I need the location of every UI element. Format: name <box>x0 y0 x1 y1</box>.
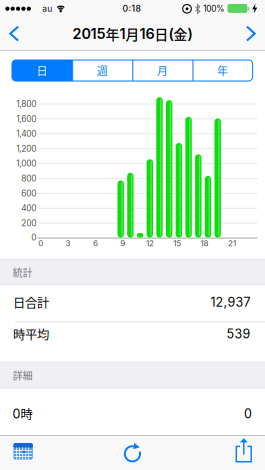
staticText: 0 <box>31 232 36 243</box>
staticText: 18 <box>201 238 209 248</box>
staticText: 日 <box>37 63 48 78</box>
staticText: 1,400 <box>16 129 36 139</box>
button[interactable]: Next day <box>0 0 265 51</box>
staticText: 1,800 <box>16 99 36 109</box>
staticText: 9 <box>120 238 125 248</box>
staticText: 0 <box>38 238 43 248</box>
button[interactable]: 年 <box>0 0 265 90</box>
button[interactable]: Refresh <box>0 0 265 470</box>
button[interactable]: 月 <box>0 0 265 90</box>
button[interactable]: Calendar <box>0 0 265 470</box>
staticText: 0:18 <box>122 3 140 14</box>
button[interactable]: 日 <box>0 0 265 90</box>
button[interactable]: 週 <box>0 0 265 90</box>
staticText: 12 <box>146 238 154 248</box>
staticText: 100% <box>203 4 224 14</box>
staticText: 200 <box>21 218 36 228</box>
staticText: 0 <box>244 406 252 421</box>
staticText: 539 <box>226 326 250 342</box>
staticText: 週 <box>97 63 108 78</box>
staticText: 詳細 <box>13 368 33 382</box>
staticText: 600 <box>21 188 36 198</box>
staticText: 400 <box>21 203 36 213</box>
staticText: 時平均 <box>13 325 49 343</box>
staticText: 3 <box>66 238 71 248</box>
staticText: 1,000 <box>16 158 36 169</box>
staticText: 月 <box>157 63 168 78</box>
staticText: 15 <box>173 238 181 248</box>
staticText: 2015年1月16日(金) <box>72 24 192 44</box>
staticText: 1,600 <box>16 114 36 124</box>
staticText: au <box>42 4 52 14</box>
staticText: 1,200 <box>16 144 36 154</box>
button[interactable]: Previous day <box>0 0 265 51</box>
staticText: 800 <box>21 173 36 184</box>
staticText: 0時 <box>13 405 33 422</box>
staticText: 日合計 <box>13 293 49 311</box>
button[interactable]: Share <box>0 0 265 470</box>
staticText: 統計 <box>13 265 33 280</box>
staticText: 年 <box>217 63 228 78</box>
staticText: 6 <box>93 238 98 248</box>
staticText: 21 <box>228 238 236 248</box>
staticText: 12,937 <box>210 295 250 310</box>
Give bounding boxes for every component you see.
□ □ □ □
• Work required
Reproduce without alteration the lines of the records between the line containing "staticText: 0 <box>31 232 36 243</box>" and the line containing "staticText: 200 <box>21 218 36 228</box>", both of those lines included.

• Exercise output
staticText: 0 <box>31 232 36 243</box>
staticText: 18 <box>201 238 209 248</box>
staticText: 日 <box>37 63 48 78</box>
staticText: 1,400 <box>16 129 36 139</box>
button[interactable]: Next day <box>0 0 265 51</box>
staticText: 1,800 <box>16 99 36 109</box>
staticText: 9 <box>120 238 125 248</box>
staticText: 0 <box>38 238 43 248</box>
button[interactable]: 年 <box>0 0 265 90</box>
button[interactable]: Refresh <box>0 0 265 470</box>
button[interactable]: 月 <box>0 0 265 90</box>
button[interactable]: Calendar <box>0 0 265 470</box>
staticText: 0:18 <box>122 3 140 14</box>
button[interactable]: 日 <box>0 0 265 90</box>
button[interactable]: 週 <box>0 0 265 90</box>
staticText: 12 <box>146 238 154 248</box>
staticText: 100% <box>203 4 224 14</box>
staticText: 200 <box>21 218 36 228</box>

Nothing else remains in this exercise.